__Exercise requirements__. From the listing below, pull out every line where the string "JSON" appears.

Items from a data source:

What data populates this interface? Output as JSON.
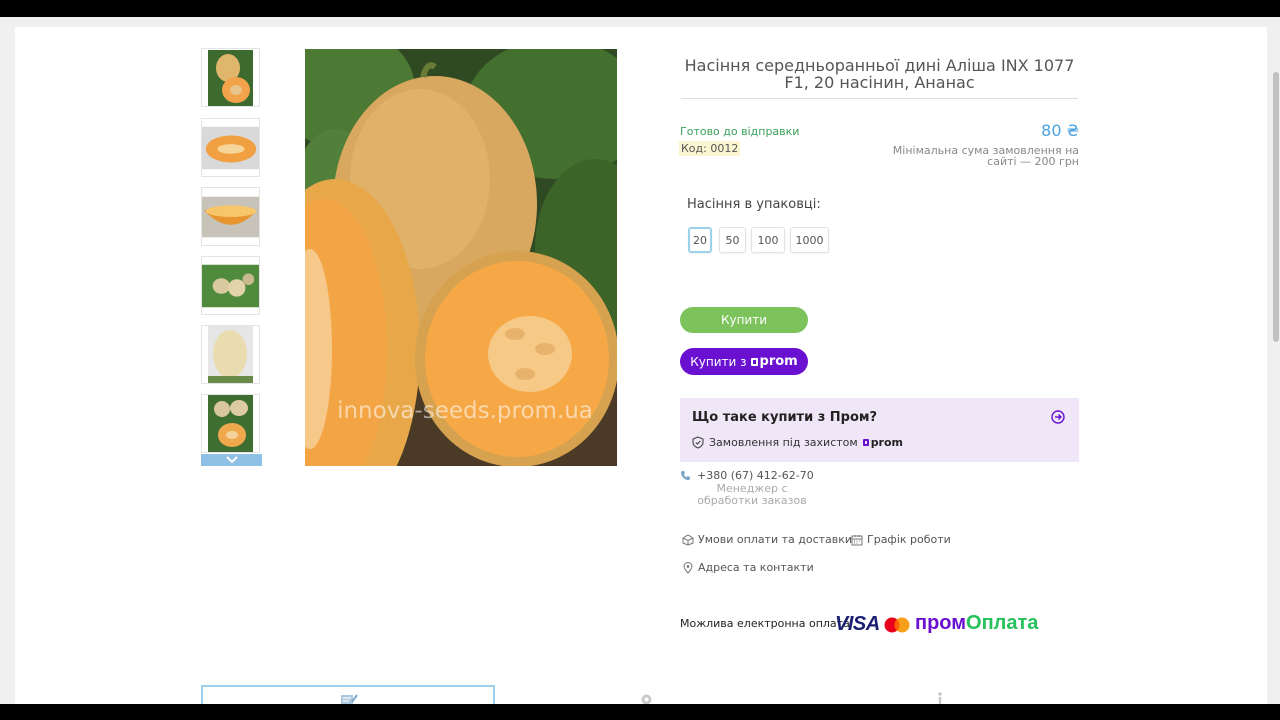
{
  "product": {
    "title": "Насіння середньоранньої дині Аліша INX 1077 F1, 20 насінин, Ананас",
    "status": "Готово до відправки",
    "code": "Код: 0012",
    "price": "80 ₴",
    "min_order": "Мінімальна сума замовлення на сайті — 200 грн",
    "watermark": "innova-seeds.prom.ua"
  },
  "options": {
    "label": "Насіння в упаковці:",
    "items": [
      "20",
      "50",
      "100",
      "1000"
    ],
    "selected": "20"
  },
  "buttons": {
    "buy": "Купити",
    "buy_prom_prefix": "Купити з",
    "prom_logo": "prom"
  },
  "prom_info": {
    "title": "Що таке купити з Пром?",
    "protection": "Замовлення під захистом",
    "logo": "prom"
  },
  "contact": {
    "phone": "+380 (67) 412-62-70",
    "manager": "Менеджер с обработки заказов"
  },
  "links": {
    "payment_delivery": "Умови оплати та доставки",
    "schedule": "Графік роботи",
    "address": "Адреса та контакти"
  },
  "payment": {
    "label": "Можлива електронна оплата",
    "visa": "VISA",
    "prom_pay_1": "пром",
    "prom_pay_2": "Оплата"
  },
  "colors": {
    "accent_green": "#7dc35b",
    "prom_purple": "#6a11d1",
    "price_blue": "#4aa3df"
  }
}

--

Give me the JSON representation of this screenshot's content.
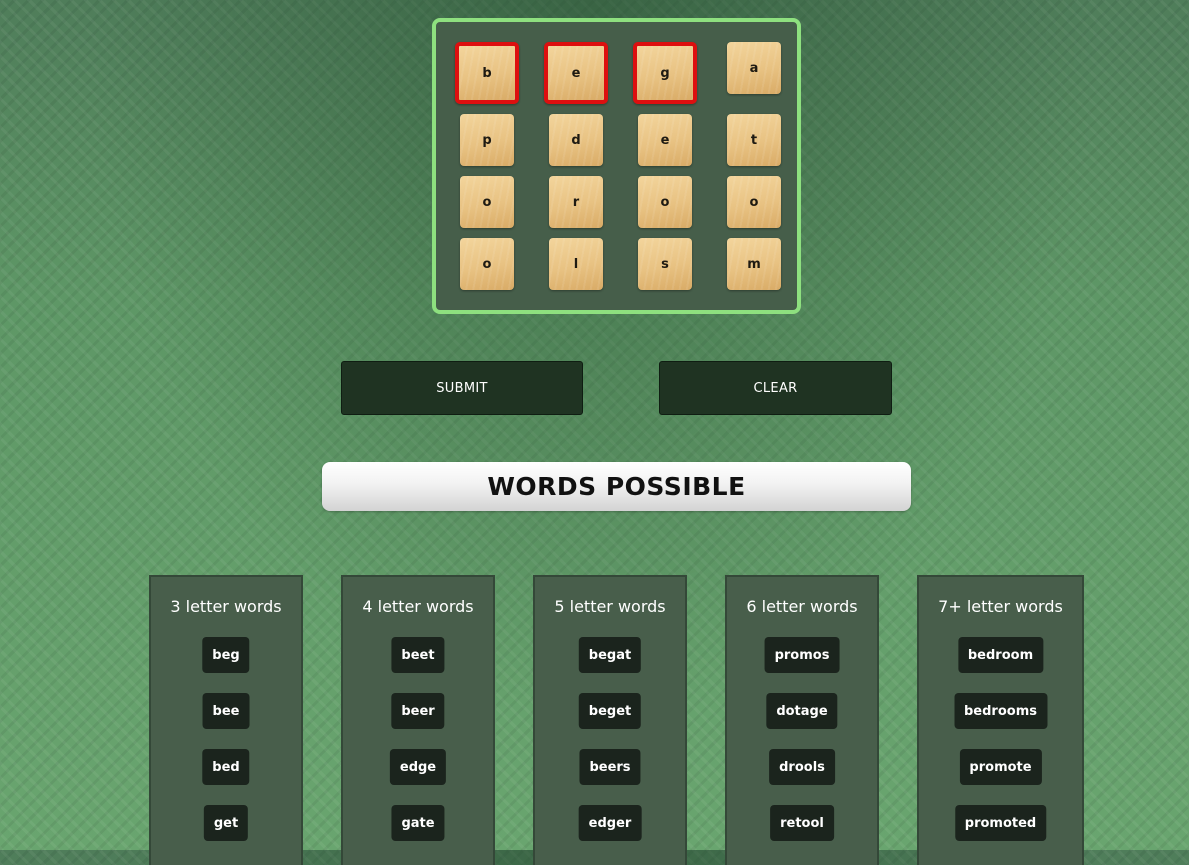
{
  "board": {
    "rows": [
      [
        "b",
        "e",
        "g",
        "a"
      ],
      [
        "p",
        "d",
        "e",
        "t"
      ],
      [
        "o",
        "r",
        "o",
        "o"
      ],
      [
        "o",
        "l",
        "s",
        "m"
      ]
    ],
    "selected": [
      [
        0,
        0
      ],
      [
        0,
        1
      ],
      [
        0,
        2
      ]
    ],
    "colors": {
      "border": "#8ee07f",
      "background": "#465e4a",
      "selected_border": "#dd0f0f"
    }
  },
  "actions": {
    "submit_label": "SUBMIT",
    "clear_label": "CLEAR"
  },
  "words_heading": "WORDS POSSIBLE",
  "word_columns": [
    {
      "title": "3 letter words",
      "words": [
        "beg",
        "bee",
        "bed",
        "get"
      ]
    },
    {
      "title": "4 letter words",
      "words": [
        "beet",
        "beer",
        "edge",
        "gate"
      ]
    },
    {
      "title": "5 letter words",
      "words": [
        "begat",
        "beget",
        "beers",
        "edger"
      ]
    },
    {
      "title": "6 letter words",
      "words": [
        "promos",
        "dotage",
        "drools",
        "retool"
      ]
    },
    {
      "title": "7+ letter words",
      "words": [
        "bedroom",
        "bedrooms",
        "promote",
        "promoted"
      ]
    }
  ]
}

__Answer to this task__.
What data populates this interface? Output as JSON.
Give me the JSON representation of this screenshot's content.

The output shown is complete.